Description of the task: What follows is a listing; restate every line of it word for word.

* Begin Task material *

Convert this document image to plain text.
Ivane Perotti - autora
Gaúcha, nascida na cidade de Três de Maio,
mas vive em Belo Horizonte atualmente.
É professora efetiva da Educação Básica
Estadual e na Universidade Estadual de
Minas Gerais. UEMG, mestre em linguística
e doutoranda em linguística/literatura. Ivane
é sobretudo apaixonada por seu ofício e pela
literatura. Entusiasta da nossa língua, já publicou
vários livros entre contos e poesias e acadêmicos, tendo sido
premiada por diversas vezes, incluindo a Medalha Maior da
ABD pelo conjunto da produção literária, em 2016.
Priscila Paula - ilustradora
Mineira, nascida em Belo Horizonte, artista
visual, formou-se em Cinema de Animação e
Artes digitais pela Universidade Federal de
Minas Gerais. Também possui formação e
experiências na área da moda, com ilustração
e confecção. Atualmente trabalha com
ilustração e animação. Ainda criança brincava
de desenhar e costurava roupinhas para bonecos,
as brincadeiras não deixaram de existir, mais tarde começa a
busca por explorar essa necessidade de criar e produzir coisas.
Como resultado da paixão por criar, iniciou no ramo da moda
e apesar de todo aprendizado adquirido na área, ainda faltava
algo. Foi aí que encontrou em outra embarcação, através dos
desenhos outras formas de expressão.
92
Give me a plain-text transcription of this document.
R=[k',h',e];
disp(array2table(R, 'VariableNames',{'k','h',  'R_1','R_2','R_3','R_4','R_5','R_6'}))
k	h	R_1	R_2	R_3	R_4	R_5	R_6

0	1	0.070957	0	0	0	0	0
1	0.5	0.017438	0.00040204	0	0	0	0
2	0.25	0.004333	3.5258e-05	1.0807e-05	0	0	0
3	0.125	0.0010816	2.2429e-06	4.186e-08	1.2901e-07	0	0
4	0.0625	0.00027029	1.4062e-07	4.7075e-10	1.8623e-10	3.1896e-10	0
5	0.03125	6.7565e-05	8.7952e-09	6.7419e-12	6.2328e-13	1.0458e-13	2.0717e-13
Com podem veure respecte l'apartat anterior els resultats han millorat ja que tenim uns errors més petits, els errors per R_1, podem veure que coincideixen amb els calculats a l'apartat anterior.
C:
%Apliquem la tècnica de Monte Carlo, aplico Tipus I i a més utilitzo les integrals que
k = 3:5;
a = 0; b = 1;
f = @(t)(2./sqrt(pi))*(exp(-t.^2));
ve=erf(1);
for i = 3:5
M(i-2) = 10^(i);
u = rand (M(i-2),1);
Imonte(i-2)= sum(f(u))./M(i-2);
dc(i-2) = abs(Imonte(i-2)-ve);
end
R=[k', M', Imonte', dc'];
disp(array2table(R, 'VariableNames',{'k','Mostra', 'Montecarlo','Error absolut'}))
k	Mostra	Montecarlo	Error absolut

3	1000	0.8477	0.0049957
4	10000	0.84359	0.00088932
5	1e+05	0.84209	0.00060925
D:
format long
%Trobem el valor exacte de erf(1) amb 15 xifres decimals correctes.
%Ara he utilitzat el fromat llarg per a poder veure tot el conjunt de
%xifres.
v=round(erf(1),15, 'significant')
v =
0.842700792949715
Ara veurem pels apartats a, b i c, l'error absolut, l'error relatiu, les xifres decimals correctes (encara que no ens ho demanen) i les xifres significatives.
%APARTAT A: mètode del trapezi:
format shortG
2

* End Task material *

Exercise response:
Convert this document image to plain text.
Ivane Perotti - autora
Gaúcha, nascida na cidade de Três de Maio,
mas vive em Belo Horizonte atualmente.
É professora efetiva da Educação Básica
Estadual e na Universidade Estadual de
Minas Gerais. UEMG, mestre em linguística
e doutoranda em linguística/literatura. Ivane
é sobretudo apaixonada por seu ofício e pela
literatura. Entusiasta da nossa língua, já publicou
vários livros entre contos e poesias e acadêmicos, tendo sido
premiada por diversas vezes, incluindo a Medalha Maior da
ABD pelo conjunto da produção literária, em 2016.
Priscila Paula - ilustradora
Mineira, nascida em Belo Horizonte, artista
visual, formou-se em Cinema de Animação e
Artes digitais pela Universidade Federal de
Minas Gerais. Também possui formação e
experiências na área da moda, com ilustração
e confecção. Atualmente trabalha com
ilustração e animação. Ainda criança brincava
de desenhar e costurava roupinhas para bonecos,
as brincadeiras não deixaram de existir, mais tarde começa a
busca por explorar essa necessidade de criar e produzir coisas.
Como resultado da paixão por criar, iniciou no ramo da moda
e apesar de todo aprendizado adquirido na área, ainda faltava
algo. Foi aí que encontrou em outra embarcação, através dos
desenhos outras formas de expressão.
92
Give me a plain-text transcription of this document.
R=[k',h',e];
disp(array2table(R, 'VariableNames',{'k','h',  'R_1','R_2','R_3','R_4','R_5','R_6'}))
k	h	R_1	R_2	R_3	R_4	R_5	R_6

0	1	0.070957	0	0	0	0	0
1	0.5	0.017438	0.00040204	0	0	0	0
2	0.25	0.004333	3.5258e-05	1.0807e-05	0	0	0
3	0.125	0.0010816	2.2429e-06	4.186e-08	1.2901e-07	0	0
4	0.0625	0.00027029	1.4062e-07	4.7075e-10	1.8623e-10	3.1896e-10	0
5	0.03125	6.7565e-05	8.7952e-09	6.7419e-12	6.2328e-13	1.0458e-13	2.0717e-13
Com podem veure respecte l'apartat anterior els resultats han millorat ja que tenim uns errors més petits, els errors per R_1, podem veure que coincideixen amb els calculats a l'apartat anterior.
C:
%Apliquem la tècnica de Monte Carlo, aplico Tipus I i a més utilitzo les integrals que
k = 3:5;
a = 0; b = 1;
f = @(t)(2./sqrt(pi))*(exp(-t.^2));
ve=erf(1);
for i = 3:5
M(i-2) = 10^(i);
u = rand (M(i-2),1);
Imonte(i-2)= sum(f(u))./M(i-2);
dc(i-2) = abs(Imonte(i-2)-ve);
end
R=[k', M', Imonte', dc'];
disp(array2table(R, 'VariableNames',{'k','Mostra', 'Montecarlo','Error absolut'}))
k	Mostra	Montecarlo	Error absolut

3	1000	0.8477	0.0049957
4	10000	0.84359	0.00088932
5	1e+05	0.84209	0.00060925
D:
format long
%Trobem el valor exacte de erf(1) amb 15 xifres decimals correctes.
%Ara he utilitzat el fromat llarg per a poder veure tot el conjunt de
%xifres.
v=round(erf(1),15, 'significant')
v =
0.842700792949715
Ara veurem pels apartats a, b i c, l'error absolut, l'error relatiu, les xifres decimals correctes (encara que no ens ho demanen) i les xifres significatives.
%APARTAT A: mètode del trapezi:
format shortG
2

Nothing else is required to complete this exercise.